── Input material ──

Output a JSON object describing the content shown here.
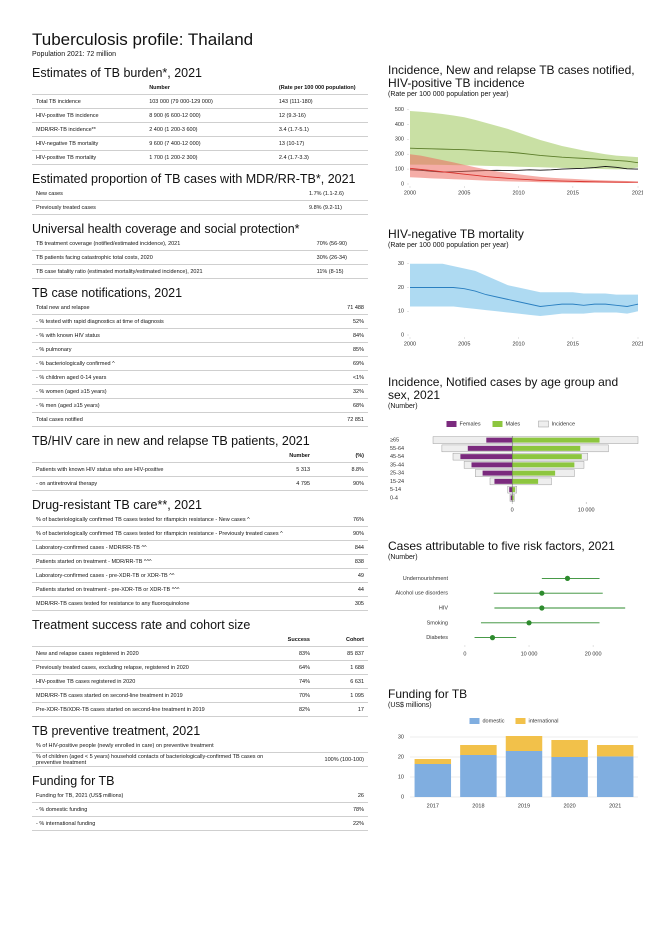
{
  "header": {
    "title": "Tuberculosis profile: Thailand",
    "subtitle": "Population 2021: 72 million"
  },
  "sections": [
    {
      "title": "Estimates of TB burden*, 2021",
      "columns": [
        "Number",
        "(Rate per 100 000 population)"
      ],
      "rows": [
        [
          "Total TB incidence",
          "103 000 (79 000-129 000)",
          "143 (111-180)"
        ],
        [
          "HIV-positive TB incidence",
          "8 900 (6 600-12 000)",
          "12 (9.3-16)"
        ],
        [
          "MDR/RR-TB incidence**",
          "2 400 (1 200-3 600)",
          "3.4 (1.7-5.1)"
        ],
        [
          "HIV-negative TB mortality",
          "9 600 (7 400-12 000)",
          "13 (10-17)"
        ],
        [
          "HIV-positive TB mortality",
          "1 700 (1 200-2 300)",
          "2.4 (1.7-3.3)"
        ]
      ]
    },
    {
      "title": "Estimated proportion of TB cases with MDR/RR-TB*, 2021",
      "rows": [
        [
          "New cases",
          "1.7% (1.1-2.6)"
        ],
        [
          "Previously treated cases",
          "9.8% (9.2-11)"
        ]
      ]
    },
    {
      "title": "Universal health coverage and social protection*",
      "rows": [
        [
          "TB treatment coverage (notified/estimated incidence), 2021",
          "70% (56-90)"
        ],
        [
          "TB patients facing catastrophic total costs, 2020",
          "30% (26-34)"
        ],
        [
          "TB case fatality ratio (estimated mortality/estimated incidence), 2021",
          "11% (8-15)"
        ]
      ]
    },
    {
      "title": "TB case notifications, 2021",
      "rows": [
        [
          "Total new and relapse",
          "71 488"
        ],
        [
          "- % tested with rapid diagnostics at time of diagnosis",
          "52%"
        ],
        [
          "- % with known HIV status",
          "84%"
        ],
        [
          "- % pulmonary",
          "85%"
        ],
        [
          "- % bacteriologically confirmed ^",
          "69%"
        ],
        [
          "- % children aged 0-14 years",
          "<1%"
        ],
        [
          "- % women (aged ≥15 years)",
          "32%"
        ],
        [
          "- % men (aged ≥15 years)",
          "68%"
        ],
        [
          "Total cases notified",
          "72 851"
        ]
      ]
    },
    {
      "title": "TB/HIV care in new and relapse TB patients, 2021",
      "columns": [
        "Number",
        "(%)"
      ],
      "rows": [
        [
          "Patients with known HIV status who are HIV-positive",
          "5 313",
          "8.8%"
        ],
        [
          "- on antiretroviral therapy",
          "4 795",
          "90%"
        ]
      ]
    },
    {
      "title": "Drug-resistant TB care**, 2021",
      "rows": [
        [
          "% of bacteriologically confirmed TB cases tested for rifampicin resistance - New cases ^",
          "76%"
        ],
        [
          "% of bacteriologically confirmed TB cases tested for rifampicin resistance - Previously treated cases ^",
          "90%"
        ],
        [
          "Laboratory-confirmed cases - MDR/RR-TB ^^",
          "844"
        ],
        [
          "Patients started on treatment - MDR/RR-TB ^^^",
          "838"
        ],
        [
          "Laboratory-confirmed cases - pre-XDR-TB or XDR-TB ^^",
          "49"
        ],
        [
          "Patients started on treatment - pre-XDR-TB or XDR-TB ^^^",
          "44"
        ],
        [
          "MDR/RR-TB cases tested for resistance to any fluoroquinolone",
          "305"
        ]
      ]
    },
    {
      "title": "Treatment success rate and cohort size",
      "columns": [
        "Success",
        "Cohort"
      ],
      "rows": [
        [
          "New and relapse cases registered in 2020",
          "83%",
          "85 837"
        ],
        [
          "Previously treated cases, excluding relapse, registered in 2020",
          "64%",
          "1 688"
        ],
        [
          "HIV-positive TB cases registered in 2020",
          "74%",
          "6 631"
        ],
        [
          "MDR/RR-TB cases started on second-line treatment in 2019",
          "70%",
          "1 095"
        ],
        [
          "Pre-XDR-TB/XDR-TB cases started on second-line treatment in 2019",
          "82%",
          "17"
        ]
      ]
    },
    {
      "title": "TB preventive treatment, 2021",
      "rows": [
        [
          "% of HIV-positive people (newly enrolled in care) on preventive treatment"
        ],
        [
          "% of children (aged < 5 years) household contacts of bacteriologically-confirmed TB cases on preventive treatment",
          "100% (100-100)"
        ]
      ]
    },
    {
      "title": "Funding for TB",
      "rows": [
        [
          "Funding for TB, 2021 (US$ millions)",
          "26"
        ],
        [
          "- % domestic funding",
          "78%"
        ],
        [
          "- % international funding",
          "22%"
        ]
      ]
    }
  ],
  "chart_data": [
    {
      "type": "line",
      "title": "Incidence, New and relapse TB cases notified, HIV-positive TB incidence",
      "subtitle": "(Rate per 100 000 population per year)",
      "x": [
        2000,
        2001,
        2002,
        2003,
        2004,
        2005,
        2006,
        2007,
        2008,
        2009,
        2010,
        2011,
        2012,
        2013,
        2014,
        2015,
        2016,
        2017,
        2018,
        2019,
        2020,
        2021
      ],
      "xlim": [
        2000,
        2021
      ],
      "xticks": [
        2000,
        2005,
        2010,
        2015,
        2021
      ],
      "ylim": [
        0,
        510
      ],
      "yticks": [
        0,
        100,
        200,
        300,
        400,
        500
      ],
      "series": [
        {
          "color": "#5c7d2a",
          "band_color": "#9cc65a",
          "values": [
            240,
            238,
            236,
            234,
            232,
            230,
            226,
            222,
            218,
            214,
            208,
            200,
            192,
            186,
            180,
            176,
            172,
            168,
            163,
            158,
            153,
            143
          ],
          "lower": [
            130,
            130,
            129,
            128,
            127,
            126,
            124,
            122,
            120,
            118,
            116,
            114,
            112,
            110,
            108,
            106,
            104,
            102,
            100,
            98,
            100,
            111
          ],
          "upper": [
            490,
            485,
            478,
            470,
            460,
            448,
            430,
            410,
            390,
            370,
            345,
            320,
            295,
            275,
            255,
            240,
            225,
            212,
            200,
            190,
            185,
            180
          ]
        },
        {
          "color": "#111111",
          "values": [
            95,
            92,
            85,
            80,
            82,
            85,
            88,
            90,
            92,
            90,
            92,
            95,
            93,
            95,
            100,
            103,
            105,
            110,
            118,
            112,
            102,
            100
          ]
        },
        {
          "color": "#d9302b",
          "band_color": "#ec6a5e",
          "values": [
            105,
            98,
            90,
            82,
            74,
            66,
            58,
            50,
            44,
            38,
            33,
            29,
            25,
            22,
            20,
            18,
            16,
            15,
            14,
            13,
            12,
            12
          ],
          "lower": [
            45,
            42,
            38,
            35,
            32,
            29,
            26,
            23,
            20,
            18,
            16,
            14,
            12,
            11,
            10,
            9,
            8,
            8,
            7.5,
            7,
            7,
            9.3
          ],
          "upper": [
            200,
            190,
            175,
            160,
            145,
            128,
            112,
            98,
            85,
            75,
            65,
            56,
            48,
            42,
            38,
            34,
            30,
            27,
            24,
            22,
            20,
            16
          ]
        }
      ]
    },
    {
      "type": "line",
      "title": "HIV-negative TB mortality",
      "subtitle": "(Rate per 100 000 population per year)",
      "x": [
        2000,
        2001,
        2002,
        2003,
        2004,
        2005,
        2006,
        2007,
        2008,
        2009,
        2010,
        2011,
        2012,
        2013,
        2014,
        2015,
        2016,
        2017,
        2018,
        2019,
        2020,
        2021
      ],
      "xlim": [
        2000,
        2021
      ],
      "xticks": [
        2000,
        2005,
        2010,
        2015,
        2021
      ],
      "ylim": [
        0,
        32
      ],
      "yticks": [
        0,
        10,
        20,
        30
      ],
      "series": [
        {
          "color": "#2a7fc0",
          "band_color": "#6cbbe8",
          "values": [
            20,
            20,
            20,
            20,
            20,
            19.5,
            18.5,
            17,
            16,
            15,
            14,
            13,
            12,
            12.5,
            13,
            13,
            12.5,
            13,
            13,
            12.5,
            12,
            13
          ],
          "lower": [
            12,
            12,
            12,
            12,
            12,
            11.5,
            11,
            10.5,
            10,
            9.5,
            9,
            8.5,
            8,
            8.5,
            9,
            9,
            9,
            9.5,
            9.5,
            9.5,
            9,
            10
          ],
          "upper": [
            30,
            30,
            30,
            30,
            29,
            28,
            27,
            25,
            23,
            21,
            20,
            19,
            18,
            18,
            18,
            18,
            17.5,
            17.5,
            17.5,
            17,
            17,
            17
          ]
        }
      ]
    },
    {
      "type": "pyramid",
      "title": "Incidence, Notified cases by age group and sex, 2021",
      "subtitle": "(Number)",
      "categories": [
        "≥65",
        "55-64",
        "45-54",
        "35-44",
        "25-34",
        "15-24",
        "5-14",
        "0-4"
      ],
      "xlim": [
        -13000,
        17000
      ],
      "xticks": [
        0,
        {
          "value": 10000,
          "label": "10 000"
        }
      ],
      "series": [
        {
          "name": "Females",
          "color": "#7b2a7e",
          "values": [
            3500,
            6000,
            7000,
            5500,
            4000,
            2400,
            400,
            200
          ]
        },
        {
          "name": "Males",
          "color": "#8dc63f",
          "values": [
            11800,
            9200,
            9400,
            8400,
            5800,
            3500,
            400,
            200
          ]
        }
      ],
      "incidence": {
        "name": "Incidence",
        "color": "#eeeeee",
        "females": [
          10700,
          9500,
          8000,
          6500,
          5000,
          3000,
          600,
          300
        ],
        "males": [
          17000,
          13000,
          10200,
          9700,
          8400,
          5300,
          600,
          300
        ]
      }
    },
    {
      "type": "dot_interval",
      "title": "Cases attributable to five risk factors, 2021",
      "subtitle": "(Number)",
      "categories": [
        "Undernourishment",
        "Alcohol use disorders",
        "HIV",
        "Smoking",
        "Diabetes"
      ],
      "color": "#2e8b2e",
      "values": [
        16000,
        12000,
        12000,
        10000,
        4300
      ],
      "lower": [
        12000,
        4500,
        4600,
        2500,
        1500
      ],
      "upper": [
        21000,
        21500,
        25000,
        21000,
        8000
      ],
      "xlim": [
        -12000,
        27000
      ],
      "xticks": [
        0,
        {
          "value": 10000,
          "label": "10 000"
        },
        {
          "value": 20000,
          "label": "20 000"
        }
      ]
    },
    {
      "type": "stacked_bar",
      "title": "Funding for TB",
      "subtitle": "(US$ millions)",
      "categories": [
        "2017",
        "2018",
        "2019",
        "2020",
        "2021"
      ],
      "ylim": [
        0,
        32
      ],
      "yticks": [
        0,
        10,
        20,
        30
      ],
      "grid": true,
      "series": [
        {
          "name": "domestic",
          "color": "#80aee0",
          "values": [
            16.5,
            21,
            23,
            20,
            20.3
          ]
        },
        {
          "name": "international",
          "color": "#f2c14a",
          "values": [
            2.5,
            5,
            7.5,
            8.5,
            5.7
          ]
        }
      ]
    }
  ]
}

───

**Activity:**
Look through the entries and find each line that has the string "treated". Copy those lines.

**Written answer:**
          "Previously treated cases",
          "% of bacteriologically confirmed TB cases tested for rifampicin resistance - Previously treated cases ^",
          "Previously treated cases, excluding relapse, registered in 2020",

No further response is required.